◆ Data to process ◆
* START *
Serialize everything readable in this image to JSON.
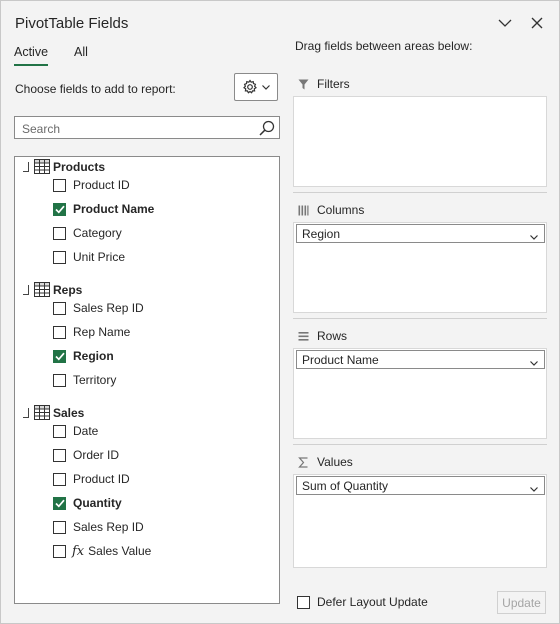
{
  "header": {
    "title": "PivotTable Fields"
  },
  "tabs": [
    {
      "label": "Active",
      "active": true
    },
    {
      "label": "All",
      "active": false
    }
  ],
  "choose_label": "Choose fields to add to report:",
  "search": {
    "placeholder": "Search",
    "value": ""
  },
  "tables": [
    {
      "name": "Products",
      "fields": [
        {
          "label": "Product ID",
          "checked": false
        },
        {
          "label": "Product Name",
          "checked": true
        },
        {
          "label": "Category",
          "checked": false
        },
        {
          "label": "Unit Price",
          "checked": false
        }
      ]
    },
    {
      "name": "Reps",
      "fields": [
        {
          "label": "Sales Rep ID",
          "checked": false
        },
        {
          "label": "Rep Name",
          "checked": false
        },
        {
          "label": "Region",
          "checked": true
        },
        {
          "label": "Territory",
          "checked": false
        }
      ]
    },
    {
      "name": "Sales",
      "fields": [
        {
          "label": "Date",
          "checked": false
        },
        {
          "label": "Order ID",
          "checked": false
        },
        {
          "label": "Product ID",
          "checked": false
        },
        {
          "label": "Quantity",
          "checked": true
        },
        {
          "label": "Sales Rep ID",
          "checked": false
        },
        {
          "label": "Sales Value",
          "checked": false,
          "measure": true,
          "measure_icon": "fx"
        }
      ]
    }
  ],
  "areas": {
    "drag_label": "Drag fields between areas below:",
    "filters": {
      "label": "Filters",
      "items": []
    },
    "columns": {
      "label": "Columns",
      "items": [
        "Region"
      ]
    },
    "rows": {
      "label": "Rows",
      "items": [
        "Product Name"
      ]
    },
    "values": {
      "label": "Values",
      "items": [
        "Sum of Quantity"
      ]
    }
  },
  "footer": {
    "defer_label": "Defer Layout Update",
    "defer_checked": false,
    "update_label": "Update"
  },
  "colors": {
    "accent": "#217346",
    "pane_bg": "#f3f3f3"
  }
}
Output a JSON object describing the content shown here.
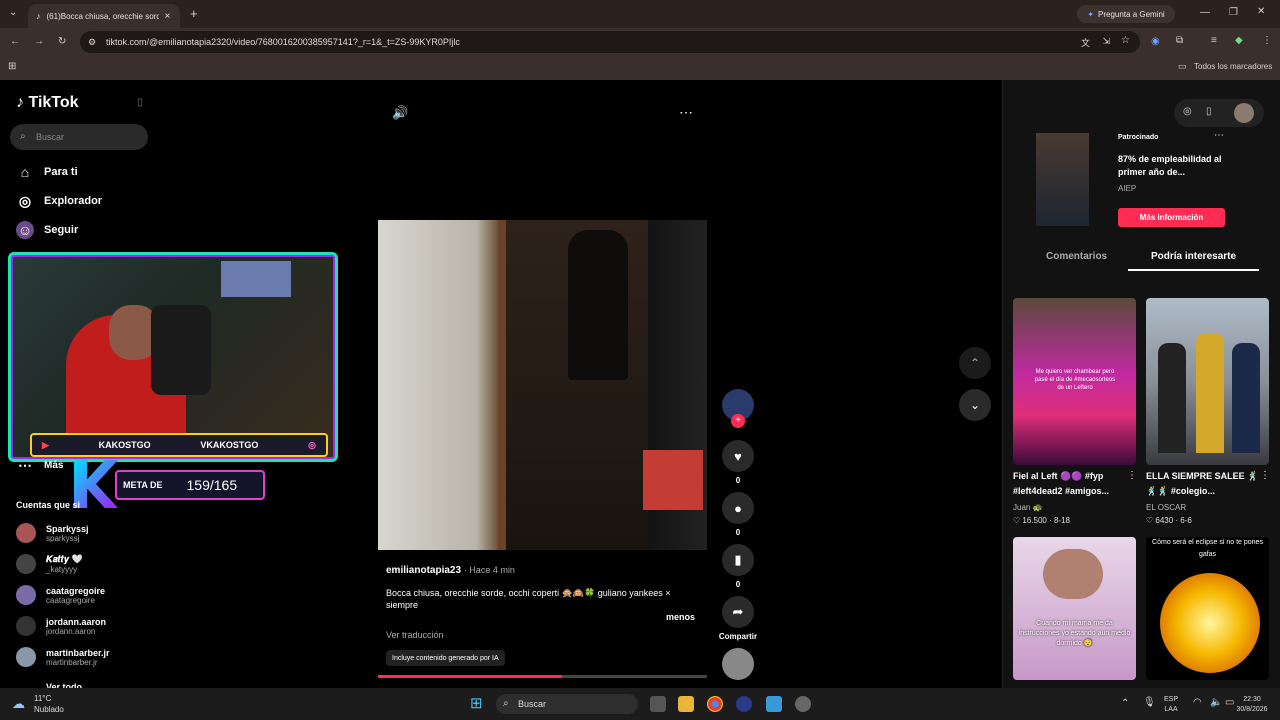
{
  "browser": {
    "tab_title": "(61)Bocca chiusa, orecchie sord...",
    "new_tab": "+",
    "gemini": "Pregunta a Gemini",
    "url": "tiktok.com/@emilianotapia2320/video/7680016200385957141?_r=1&_t=ZS-99KYR0PIjlc",
    "bookmarks_all": "Todos los marcadores"
  },
  "sidebar": {
    "logo": "TikTok",
    "search_placeholder": "Buscar",
    "nav": [
      {
        "label": "Para ti",
        "icon": "home-icon"
      },
      {
        "label": "Explorador",
        "icon": "compass-icon"
      },
      {
        "label": "Seguir",
        "icon": "following-icon"
      }
    ],
    "more": "Más",
    "following_header": "Cuentas que si",
    "accounts": [
      {
        "name": "Sparkyssj",
        "handle": "sparkyssj"
      },
      {
        "name": "𝑲𝒂𝒕𝒕𝒚 🤍",
        "handle": "_katyyyy"
      },
      {
        "name": "caatagregoire",
        "handle": "caatagregoire"
      },
      {
        "name": "jordann.aaron",
        "handle": "jordann.aaron"
      },
      {
        "name": "martinbarber.jr",
        "handle": "martinbarber.jr"
      }
    ],
    "see_all": "Ver todo"
  },
  "stream_overlay": {
    "left_name": "KAKOSTGO",
    "right_name": "VKAKOSTGO",
    "goal_label": "META DE",
    "goal_count": "159/165"
  },
  "video": {
    "username": "emilianotapia23",
    "time_ago": "· Hace 4 min",
    "caption": "Bocca chiusa, orecchie sorde, occhi coperti 🙊🙉🍀 guliano yankees × siempre",
    "less": "menos",
    "translate": "Ver traducción",
    "ai_tag": "Incluye contenido generado por IA",
    "progress": 0.56
  },
  "actions": {
    "likes": "0",
    "comments": "0",
    "saves": "0",
    "share": "Compartir"
  },
  "right": {
    "ad_label": "Patrocinado",
    "ad_title": "87% de empleabilidad al primer año de...",
    "ad_source": "AIEP",
    "ad_button": "Más información",
    "tab_comments": "Comentarios",
    "tab_interest": "Podría interesarte",
    "thumbs": [
      {
        "title": "Fiel al Left 🟣🟣 #fyp #left4dead2 #amigos...",
        "author": "Juan 🐢",
        "stats": "♡ 16.500 · 8-18",
        "overlay": "Me quiero ver chambear pero pasé el día de #mecaosorteos de un Leftero"
      },
      {
        "title": "ELLA SIEMPRE SALEE 🕺🕺🕺 #colegio...",
        "author": "EL OSCAR",
        "stats": "♡ 6430 · 6-6",
        "overlay": ""
      },
      {
        "title": "",
        "author": "",
        "stats": "",
        "overlay": "Cuando mi mamá me da instrucciones yo estando aun medio dormido 😴"
      },
      {
        "title": "",
        "author": "",
        "stats": "",
        "overlay": "Cómo será el eclipse si no te pones gafas"
      }
    ]
  },
  "taskbar": {
    "weather_temp": "11°C",
    "weather_desc": "Nublado",
    "search": "Buscar",
    "lang": "ESP",
    "lang2": "LAA",
    "time": "22:30",
    "date": "30/8/2026"
  }
}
* END *
◆ Written exercise ◆
Work out how many lines in the entries hold the string "aaron". Your answer should consist solely of that number.

◆ The reply ◆
2